● Written problem
Write out all of the entries that follow, word for word, but skip the pictures.

☆ ☆ ☆

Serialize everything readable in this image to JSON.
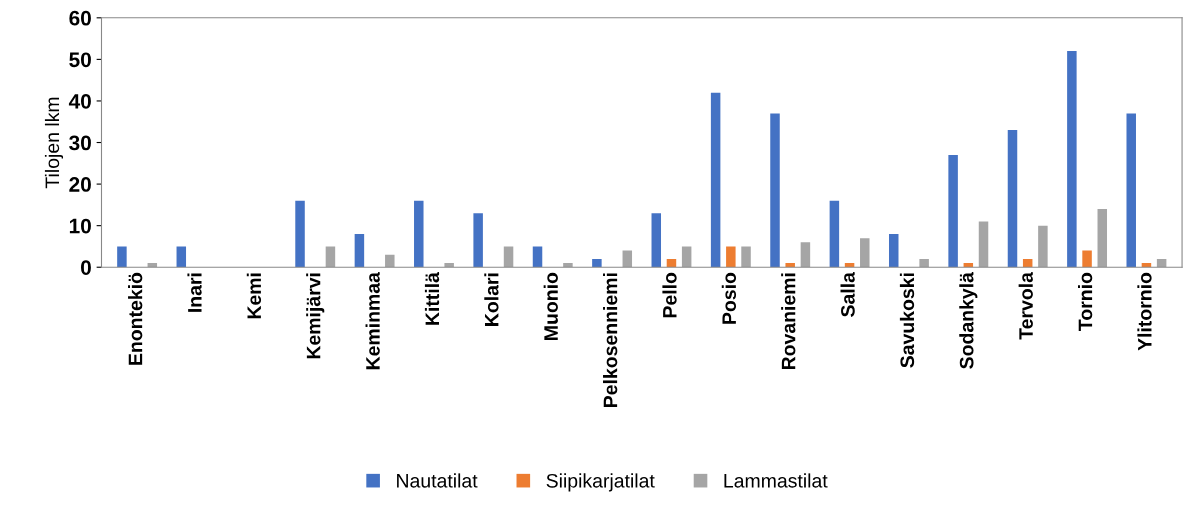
{
  "chart_data": {
    "type": "bar",
    "ylabel": "Tilojen lkm",
    "categories": [
      "Enontekiö",
      "Inari",
      "Kemi",
      "Kemijärvi",
      "Keminmaa",
      "Kittilä",
      "Kolari",
      "Muonio",
      "Pelkosenniemi",
      "Pello",
      "Posio",
      "Rovaniemi",
      "Salla",
      "Savukoski",
      "Sodankylä",
      "Tervola",
      "Tornio",
      "Ylitornio"
    ],
    "series": [
      {
        "name": "Nautatilat",
        "color": "#4472c4",
        "values": [
          5,
          5,
          0,
          16,
          8,
          16,
          13,
          5,
          2,
          13,
          42,
          37,
          16,
          8,
          27,
          33,
          52,
          37
        ]
      },
      {
        "name": "Siipikarjatilat",
        "color": "#ed7d31",
        "values": [
          0,
          0,
          0,
          0,
          0,
          0,
          0,
          0,
          0,
          2,
          5,
          1,
          1,
          0,
          1,
          2,
          4,
          1
        ]
      },
      {
        "name": "Lammastilat",
        "color": "#a5a5a5",
        "values": [
          1,
          0,
          0,
          5,
          3,
          1,
          5,
          1,
          4,
          5,
          5,
          6,
          7,
          2,
          11,
          10,
          14,
          2
        ]
      }
    ],
    "ylim": [
      0,
      60
    ],
    "yticks": [
      0,
      10,
      20,
      30,
      40,
      50,
      60
    ],
    "grid": false,
    "legend": "bottom"
  }
}
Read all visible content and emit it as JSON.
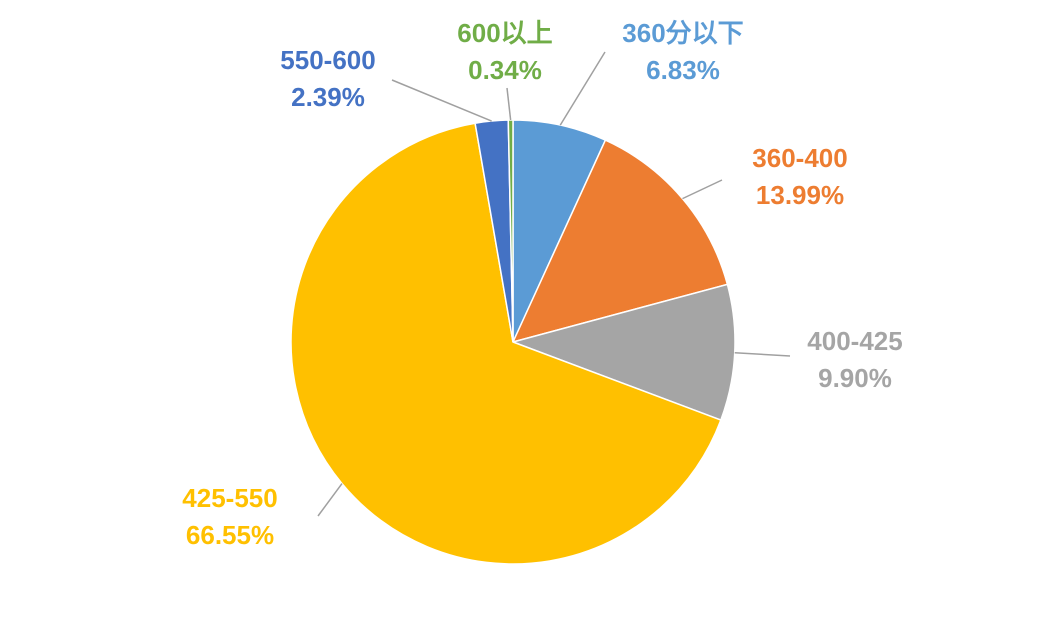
{
  "chart_data": {
    "type": "pie",
    "categories": [
      "360分以下",
      "360-400",
      "400-425",
      "425-550",
      "550-600",
      "600以上"
    ],
    "values": [
      6.83,
      13.99,
      9.9,
      66.55,
      2.39,
      0.34
    ],
    "value_labels": [
      "6.83%",
      "13.99%",
      "9.90%",
      "66.55%",
      "2.39%",
      "0.34%"
    ],
    "colors": [
      "#5b9bd5",
      "#ed7d31",
      "#a5a5a5",
      "#ffc000",
      "#4472c4",
      "#70ad47"
    ]
  }
}
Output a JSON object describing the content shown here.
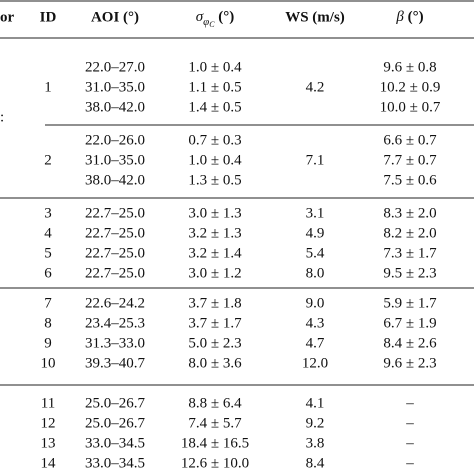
{
  "header": {
    "cut_column": "or",
    "id": "ID",
    "aoi": "AOI (°)",
    "sigma": {
      "symbol": "σ",
      "sub": "φ",
      "subsub": "C",
      "unit": " (°)"
    },
    "ws": "WS (m/s)",
    "beta": {
      "symbol": "β",
      "unit": " (°)"
    }
  },
  "cut_mark": ":",
  "merged_groups": [
    {
      "id": "1",
      "ws": "4.2",
      "rows": [
        [
          "22.0–27.0",
          "1.0 ± 0.4",
          "9.6 ± 0.8"
        ],
        [
          "31.0–35.0",
          "1.1 ± 0.5",
          "10.2 ± 0.9"
        ],
        [
          "38.0–42.0",
          "1.4 ± 0.5",
          "10.0 ± 0.7"
        ]
      ]
    },
    {
      "id": "2",
      "ws": "7.1",
      "rows": [
        [
          "22.0–26.0",
          "0.7 ± 0.3",
          "6.6 ± 0.7"
        ],
        [
          "31.0–35.0",
          "1.0 ± 0.4",
          "7.7 ± 0.7"
        ],
        [
          "38.0–42.0",
          "1.3 ± 0.5",
          "7.5 ± 0.6"
        ]
      ]
    }
  ],
  "groups": [
    [
      [
        "3",
        "22.7–25.0",
        "3.0 ± 1.3",
        "3.1",
        "8.3 ± 2.0"
      ],
      [
        "4",
        "22.7–25.0",
        "3.2 ± 1.3",
        "4.9",
        "8.2 ± 2.0"
      ],
      [
        "5",
        "22.7–25.0",
        "3.2 ± 1.4",
        "5.4",
        "7.3 ± 1.7"
      ],
      [
        "6",
        "22.7–25.0",
        "3.0 ± 1.2",
        "8.0",
        "9.5 ± 2.3"
      ]
    ],
    [
      [
        "7",
        "22.6–24.2",
        "3.7 ± 1.8",
        "9.0",
        "5.9 ± 1.7"
      ],
      [
        "8",
        "23.4–25.3",
        "3.7 ± 1.7",
        "4.3",
        "6.7 ± 1.9"
      ],
      [
        "9",
        "31.3–33.0",
        "5.0 ± 2.3",
        "4.7",
        "8.4 ± 2.6"
      ],
      [
        "10",
        "39.3–40.7",
        "8.0 ± 3.6",
        "12.0",
        "9.6 ± 2.3"
      ]
    ],
    [
      [
        "11",
        "25.0–26.7",
        "8.8 ± 6.4",
        "4.1",
        "–"
      ],
      [
        "12",
        "25.0–26.7",
        "7.4 ± 5.7",
        "9.2",
        "–"
      ],
      [
        "13",
        "33.0–34.5",
        "18.4 ± 16.5",
        "3.8",
        "–"
      ],
      [
        "14",
        "33.0–34.5",
        "12.6 ± 10.0",
        "8.4",
        "–"
      ]
    ]
  ]
}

☆ ☆ ☆

● Answer to this task
Serialize everything readable in this image to JSON.
{
  "chart_data": {
    "type": "bar",
    "ylabel": "Tilojen lkm",
    "categories": [
      "Enontekiö",
      "Inari",
      "Kemi",
      "Kemijärvi",
      "Keminmaa",
      "Kittilä",
      "Kolari",
      "Muonio",
      "Pelkosenniemi",
      "Pello",
      "Posio",
      "Rovaniemi",
      "Salla",
      "Savukoski",
      "Sodankylä",
      "Tervola",
      "Tornio",
      "Ylitornio"
    ],
    "series": [
      {
        "name": "Nautatilat",
        "color": "#4472c4",
        "values": [
          5,
          5,
          0,
          16,
          8,
          16,
          13,
          5,
          2,
          13,
          42,
          37,
          16,
          8,
          27,
          33,
          52,
          37
        ]
      },
      {
        "name": "Siipikarjatilat",
        "color": "#ed7d31",
        "values": [
          0,
          0,
          0,
          0,
          0,
          0,
          0,
          0,
          0,
          2,
          5,
          1,
          1,
          0,
          1,
          2,
          4,
          1
        ]
      },
      {
        "name": "Lammastilat",
        "color": "#a5a5a5",
        "values": [
          1,
          0,
          0,
          5,
          3,
          1,
          5,
          1,
          4,
          5,
          5,
          6,
          7,
          2,
          11,
          10,
          14,
          2
        ]
      }
    ],
    "ylim": [
      0,
      60
    ],
    "yticks": [
      0,
      10,
      20,
      30,
      40,
      50,
      60
    ],
    "grid": false,
    "legend": "bottom"
  }
}
Read all visible content and emit it as JSON.
{
  "chart_data": {
    "type": "pie",
    "categories": [
      "360分以下",
      "360-400",
      "400-425",
      "425-550",
      "550-600",
      "600以上"
    ],
    "values": [
      6.83,
      13.99,
      9.9,
      66.55,
      2.39,
      0.34
    ],
    "value_labels": [
      "6.83%",
      "13.99%",
      "9.90%",
      "66.55%",
      "2.39%",
      "0.34%"
    ],
    "colors": [
      "#5b9bd5",
      "#ed7d31",
      "#a5a5a5",
      "#ffc000",
      "#4472c4",
      "#70ad47"
    ]
  }
}
Output a JSON object describing the content shown here.
{
  "header": {
    "cut_column": "or",
    "id": "ID",
    "aoi": "AOI (°)",
    "sigma": {
      "symbol": "σ",
      "sub": "φ",
      "subsub": "C",
      "unit": " (°)"
    },
    "ws": "WS (m/s)",
    "beta": {
      "symbol": "β",
      "unit": " (°)"
    }
  },
  "cut_mark": ":",
  "merged_groups": [
    {
      "id": "1",
      "ws": "4.2",
      "rows": [
        [
          "22.0–27.0",
          "1.0 ± 0.4",
          "9.6 ± 0.8"
        ],
        [
          "31.0–35.0",
          "1.1 ± 0.5",
          "10.2 ± 0.9"
        ],
        [
          "38.0–42.0",
          "1.4 ± 0.5",
          "10.0 ± 0.7"
        ]
      ]
    },
    {
      "id": "2",
      "ws": "7.1",
      "rows": [
        [
          "22.0–26.0",
          "0.7 ± 0.3",
          "6.6 ± 0.7"
        ],
        [
          "31.0–35.0",
          "1.0 ± 0.4",
          "7.7 ± 0.7"
        ],
        [
          "38.0–42.0",
          "1.3 ± 0.5",
          "7.5 ± 0.6"
        ]
      ]
    }
  ],
  "groups": [
    [
      [
        "3",
        "22.7–25.0",
        "3.0 ± 1.3",
        "3.1",
        "8.3 ± 2.0"
      ],
      [
        "4",
        "22.7–25.0",
        "3.2 ± 1.3",
        "4.9",
        "8.2 ± 2.0"
      ],
      [
        "5",
        "22.7–25.0",
        "3.2 ± 1.4",
        "5.4",
        "7.3 ± 1.7"
      ],
      [
        "6",
        "22.7–25.0",
        "3.0 ± 1.2",
        "8.0",
        "9.5 ± 2.3"
      ]
    ],
    [
      [
        "7",
        "22.6–24.2",
        "3.7 ± 1.8",
        "9.0",
        "5.9 ± 1.7"
      ],
      [
        "8",
        "23.4–25.3",
        "3.7 ± 1.7",
        "4.3",
        "6.7 ± 1.9"
      ],
      [
        "9",
        "31.3–33.0",
        "5.0 ± 2.3",
        "4.7",
        "8.4 ± 2.6"
      ],
      [
        "10",
        "39.3–40.7",
        "8.0 ± 3.6",
        "12.0",
        "9.6 ± 2.3"
      ]
    ],
    [
      [
        "11",
        "25.0–26.7",
        "8.8 ± 6.4",
        "4.1",
        "–"
      ],
      [
        "12",
        "25.0–26.7",
        "7.4 ± 5.7",
        "9.2",
        "–"
      ],
      [
        "13",
        "33.0–34.5",
        "18.4 ± 16.5",
        "3.8",
        "–"
      ],
      [
        "14",
        "33.0–34.5",
        "12.6 ± 10.0",
        "8.4",
        "–"
      ]
    ]
  ]
}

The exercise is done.